YOUR INSTRUCTIONS: Every record must be repeated exactly; omit any pictures they contain.

THE DATA:
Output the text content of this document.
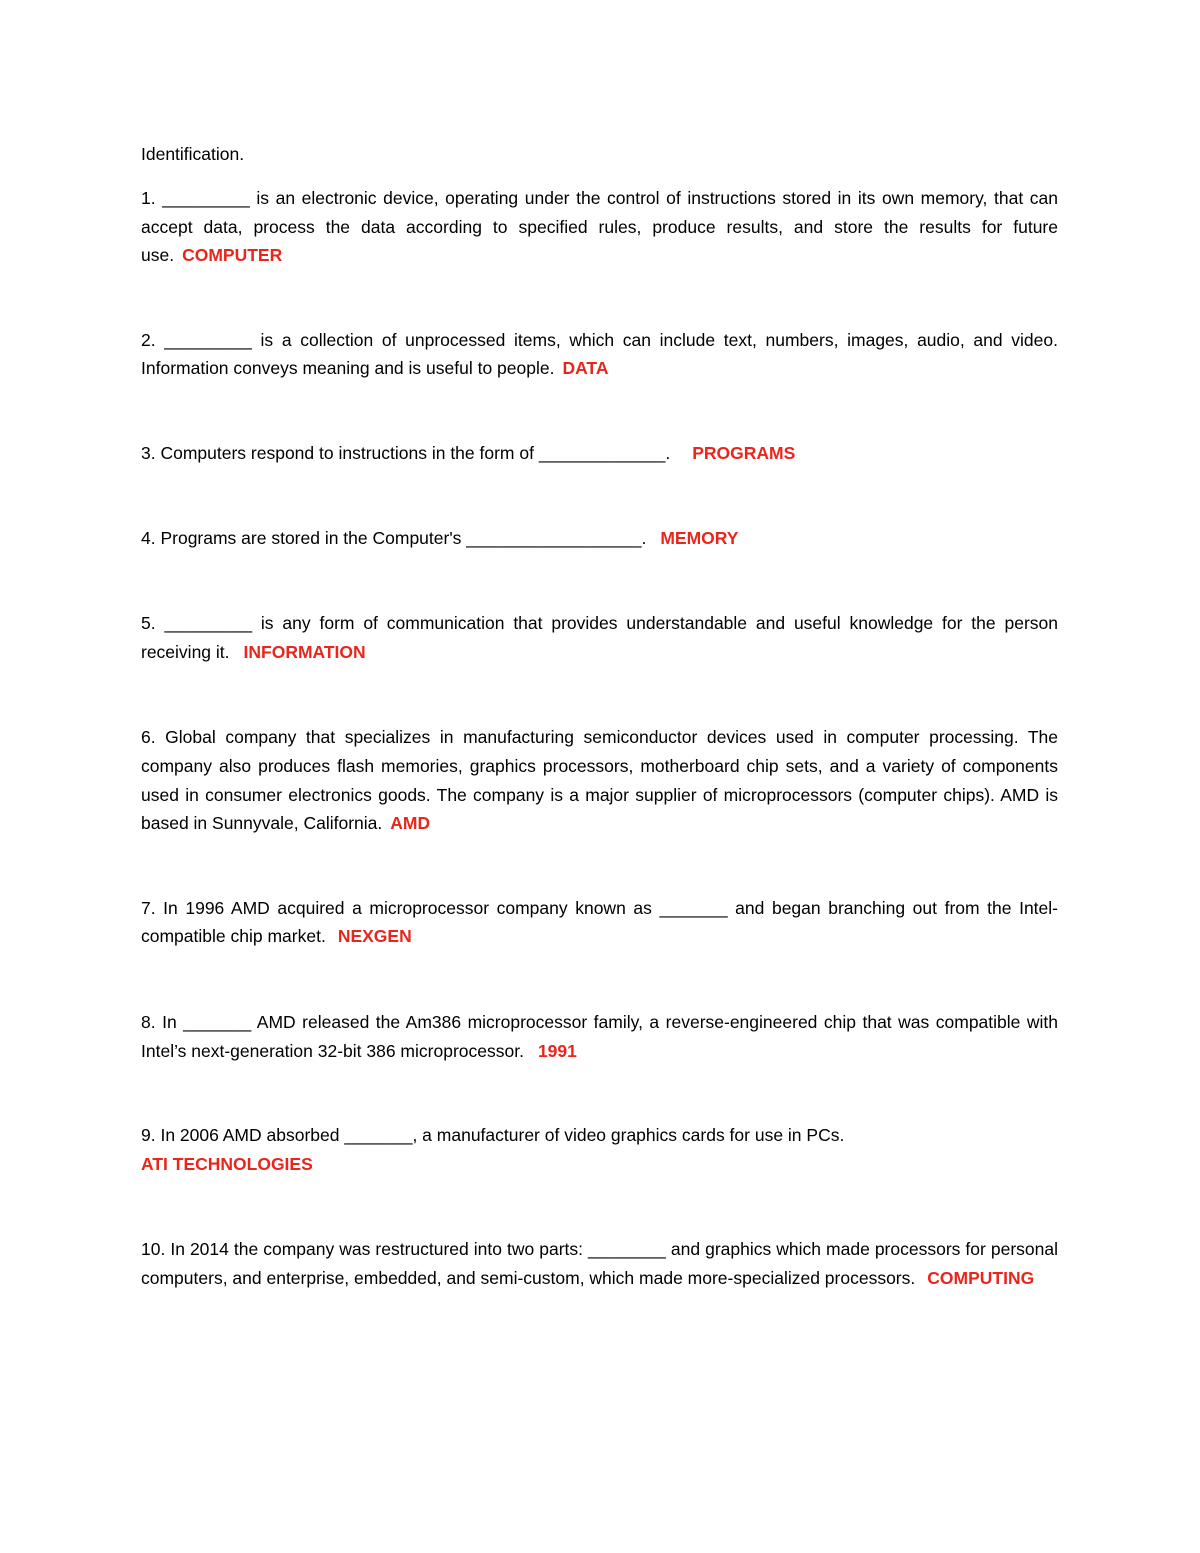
Identification.

1. _________ is an electronic device, operating under the control of instructions stored in its own memory, that can accept data, process the data according to specified rules, produce results, and store the results for future use. COMPUTER

2. _________ is a collection of unprocessed items, which can include text, numbers, images, audio, and video. Information conveys meaning and is useful to people. DATA

3. Computers respond to instructions in the form of _____________. PROGRAMS

4. Programs are stored in the Computer's __________________. MEMORY

5. _________ is any form of communication that provides understandable and useful knowledge for the person receiving it. INFORMATION

6. Global company that specializes in manufacturing semiconductor devices used in computer processing. The company also produces flash memories, graphics processors, motherboard chip sets, and a variety of components used in consumer electronics goods. The company is a major supplier of microprocessors (computer chips). AMD is based in Sunnyvale, California. AMD

7. In 1996 AMD acquired a microprocessor company known as _______ and began branching out from the Intel-compatible chip market. NEXGEN

8. In _______ AMD released the Am386 microprocessor family, a reverse-engineered chip that was compatible with Intel’s next-generation 32-bit 386 microprocessor. 1991

9. In 2006 AMD absorbed _______, a manufacturer of video graphics cards for use in PCs.
ATI TECHNOLOGIES

10. In 2014 the company was restructured into two parts: ________ and graphics which made processors for personal computers, and enterprise, embedded, and semi-custom, which made more-specialized processors. COMPUTING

THE SOLUTION:
Output the text content of this document.
Identification.

1. _________ is an electronic device, operating under the control of instructions stored in its own memory, that can accept data, process the data according to specified rules, produce results, and store the results for future use. COMPUTER

2. _________ is a collection of unprocessed items, which can include text, numbers, images, audio, and video. Information conveys meaning and is useful to people. DATA

3. Computers respond to instructions in the form of _____________. PROGRAMS

4. Programs are stored in the Computer's __________________. MEMORY

5. _________ is any form of communication that provides understandable and useful knowledge for the person receiving it. INFORMATION

6. Global company that specializes in manufacturing semiconductor devices used in computer processing. The company also produces flash memories, graphics processors, motherboard chip sets, and a variety of components used in consumer electronics goods. The company is a major supplier of microprocessors (computer chips). AMD is based in Sunnyvale, California. AMD

7. In 1996 AMD acquired a microprocessor company known as _______ and began branching out from the Intel-compatible chip market. NEXGEN

8. In _______ AMD released the Am386 microprocessor family, a reverse-engineered chip that was compatible with Intel’s next-generation 32-bit 386 microprocessor. 1991

9. In 2006 AMD absorbed _______, a manufacturer of video graphics cards for use in PCs.
ATI TECHNOLOGIES

10. In 2014 the company was restructured into two parts: ________ and graphics which made processors for personal computers, and enterprise, embedded, and semi-custom, which made more-specialized processors. COMPUTING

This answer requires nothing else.